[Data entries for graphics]
::::::
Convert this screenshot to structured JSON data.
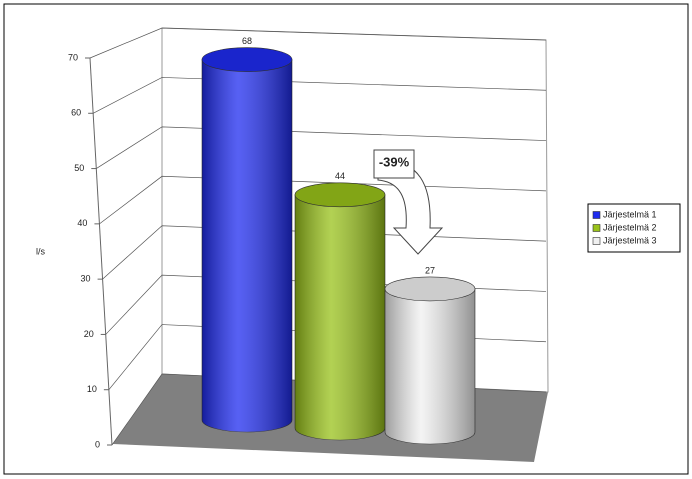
{
  "chart_data": {
    "type": "cylinder",
    "y_label": "l/s",
    "annotation": "-39%",
    "series": [
      {
        "name": "Järjestelmä 1",
        "color": "#1f2cf0",
        "values": [
          68
        ]
      },
      {
        "name": "Järjestelmä 2",
        "color": "#99c21a",
        "values": [
          44
        ]
      },
      {
        "name": "Järjestelmä 3",
        "color": "#f0f0f0",
        "values": [
          27
        ]
      }
    ],
    "ylim": [
      0,
      70
    ],
    "yticks": [
      0,
      10,
      20,
      30,
      40,
      50,
      60,
      70
    ],
    "grid": true,
    "legend": "right"
  }
}
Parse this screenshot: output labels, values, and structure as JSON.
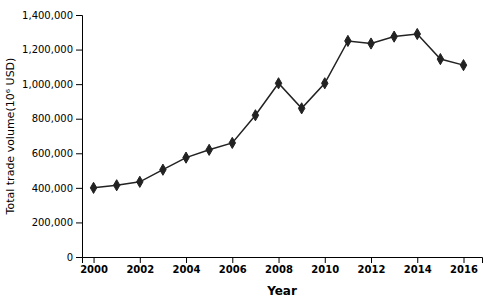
{
  "chart_data": {
    "type": "line",
    "x": [
      2000,
      2001,
      2002,
      2003,
      2004,
      2005,
      2006,
      2007,
      2008,
      2009,
      2010,
      2011,
      2012,
      2013,
      2014,
      2015,
      2016
    ],
    "values": [
      400000,
      415000,
      435000,
      505000,
      575000,
      620000,
      660000,
      820000,
      1005000,
      860000,
      1005000,
      1250000,
      1235000,
      1275000,
      1290000,
      1145000,
      1110000
    ],
    "xlabel": "Year",
    "ylabel": "Total trade volume(10⁶ USD)",
    "xlim": [
      1999.5,
      2016.8
    ],
    "xticks": [
      2000,
      2002,
      2004,
      2006,
      2008,
      2010,
      2012,
      2014,
      2016
    ],
    "ylim": [
      0,
      1400000
    ],
    "yticks": [
      0,
      {
        "value": 200000,
        "label": "200,000"
      },
      {
        "value": 400000,
        "label": "400,000"
      },
      {
        "value": 600000,
        "label": "600,000"
      },
      {
        "value": 800000,
        "label": "800,000"
      },
      {
        "value": 1000000,
        "label": "1,000,000"
      },
      {
        "value": 1200000,
        "label": "1,200,000"
      },
      {
        "value": 1400000,
        "label": "1,400,000"
      }
    ],
    "color": "#222222",
    "marker": "diamond",
    "grid": false
  }
}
::::::
**Given exercise**
Strip the images and reproduce the remaining records precisely.

**Reply to the task**
Convert this screenshot to structured JSON data.
{
  "chart_data": {
    "type": "cylinder",
    "y_label": "l/s",
    "annotation": "-39%",
    "series": [
      {
        "name": "Järjestelmä 1",
        "color": "#1f2cf0",
        "values": [
          68
        ]
      },
      {
        "name": "Järjestelmä 2",
        "color": "#99c21a",
        "values": [
          44
        ]
      },
      {
        "name": "Järjestelmä 3",
        "color": "#f0f0f0",
        "values": [
          27
        ]
      }
    ],
    "ylim": [
      0,
      70
    ],
    "yticks": [
      0,
      10,
      20,
      30,
      40,
      50,
      60,
      70
    ],
    "grid": true,
    "legend": "right"
  }
}
Parse this screenshot: output labels, values, and structure as JSON.
{
  "chart_data": {
    "type": "line",
    "x": [
      2000,
      2001,
      2002,
      2003,
      2004,
      2005,
      2006,
      2007,
      2008,
      2009,
      2010,
      2011,
      2012,
      2013,
      2014,
      2015,
      2016
    ],
    "values": [
      400000,
      415000,
      435000,
      505000,
      575000,
      620000,
      660000,
      820000,
      1005000,
      860000,
      1005000,
      1250000,
      1235000,
      1275000,
      1290000,
      1145000,
      1110000
    ],
    "xlabel": "Year",
    "ylabel": "Total trade volume(10⁶ USD)",
    "xlim": [
      1999.5,
      2016.8
    ],
    "xticks": [
      2000,
      2002,
      2004,
      2006,
      2008,
      2010,
      2012,
      2014,
      2016
    ],
    "ylim": [
      0,
      1400000
    ],
    "yticks": [
      0,
      {
        "value": 200000,
        "label": "200,000"
      },
      {
        "value": 400000,
        "label": "400,000"
      },
      {
        "value": 600000,
        "label": "600,000"
      },
      {
        "value": 800000,
        "label": "800,000"
      },
      {
        "value": 1000000,
        "label": "1,000,000"
      },
      {
        "value": 1200000,
        "label": "1,200,000"
      },
      {
        "value": 1400000,
        "label": "1,400,000"
      }
    ],
    "color": "#222222",
    "marker": "diamond",
    "grid": false
  }
}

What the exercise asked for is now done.